→ **WHAT YOU WILL DO**: Below are some records. Count the lines with "deduzindo" in them and give nothing but the total.

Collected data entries

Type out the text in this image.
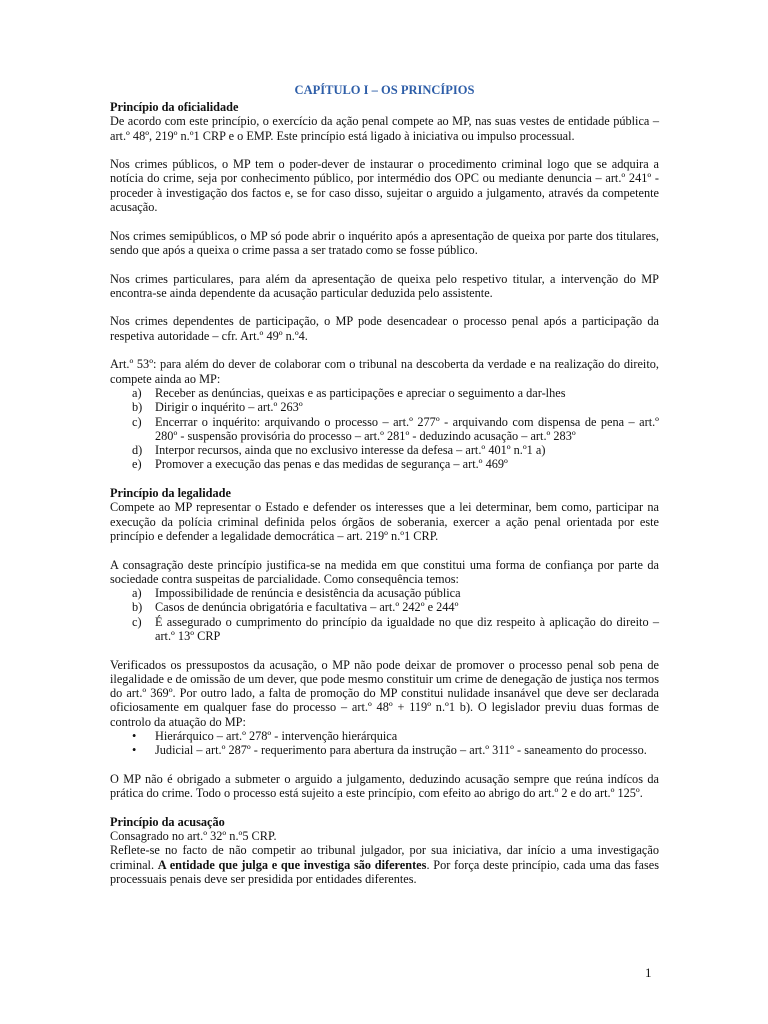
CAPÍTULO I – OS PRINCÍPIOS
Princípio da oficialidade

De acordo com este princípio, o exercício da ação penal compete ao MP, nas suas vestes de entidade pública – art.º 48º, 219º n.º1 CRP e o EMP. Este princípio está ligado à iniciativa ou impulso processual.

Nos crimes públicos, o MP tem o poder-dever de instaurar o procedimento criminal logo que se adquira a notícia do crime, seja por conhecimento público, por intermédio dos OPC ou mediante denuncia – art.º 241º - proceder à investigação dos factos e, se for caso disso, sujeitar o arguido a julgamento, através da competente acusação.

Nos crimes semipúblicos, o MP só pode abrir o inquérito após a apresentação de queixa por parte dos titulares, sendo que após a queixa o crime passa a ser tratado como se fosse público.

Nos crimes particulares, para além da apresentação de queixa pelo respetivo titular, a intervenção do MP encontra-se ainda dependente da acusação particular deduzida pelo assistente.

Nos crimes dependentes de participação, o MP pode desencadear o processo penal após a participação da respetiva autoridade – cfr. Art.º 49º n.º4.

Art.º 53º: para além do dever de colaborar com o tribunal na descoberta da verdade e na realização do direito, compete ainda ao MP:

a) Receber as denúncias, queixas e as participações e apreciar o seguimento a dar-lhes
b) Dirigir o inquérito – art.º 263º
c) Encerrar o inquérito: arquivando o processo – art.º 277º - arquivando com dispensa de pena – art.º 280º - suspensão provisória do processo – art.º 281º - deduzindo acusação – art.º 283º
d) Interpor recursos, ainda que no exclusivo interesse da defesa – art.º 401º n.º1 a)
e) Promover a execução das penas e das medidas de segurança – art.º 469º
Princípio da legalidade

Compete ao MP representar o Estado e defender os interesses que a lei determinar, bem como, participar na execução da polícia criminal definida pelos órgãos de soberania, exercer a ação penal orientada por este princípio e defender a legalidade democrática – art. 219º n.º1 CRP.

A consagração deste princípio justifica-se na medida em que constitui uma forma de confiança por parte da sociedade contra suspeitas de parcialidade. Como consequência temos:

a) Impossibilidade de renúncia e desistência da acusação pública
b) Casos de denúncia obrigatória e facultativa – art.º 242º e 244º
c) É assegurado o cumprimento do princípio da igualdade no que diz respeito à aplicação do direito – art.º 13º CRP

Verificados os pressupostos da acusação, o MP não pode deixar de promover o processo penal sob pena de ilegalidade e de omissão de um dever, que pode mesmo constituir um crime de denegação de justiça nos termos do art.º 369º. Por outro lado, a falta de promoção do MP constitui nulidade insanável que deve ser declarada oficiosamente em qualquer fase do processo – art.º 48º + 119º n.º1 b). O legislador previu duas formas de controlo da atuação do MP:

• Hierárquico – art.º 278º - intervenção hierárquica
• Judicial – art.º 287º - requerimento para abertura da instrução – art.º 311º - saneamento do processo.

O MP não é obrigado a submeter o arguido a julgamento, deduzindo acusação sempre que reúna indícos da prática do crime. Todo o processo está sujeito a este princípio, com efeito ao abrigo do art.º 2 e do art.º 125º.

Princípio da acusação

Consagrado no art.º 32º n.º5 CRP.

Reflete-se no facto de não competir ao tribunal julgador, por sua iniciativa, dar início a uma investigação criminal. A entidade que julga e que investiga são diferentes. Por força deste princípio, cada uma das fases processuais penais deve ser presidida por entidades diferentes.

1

→ **REPLY**: 2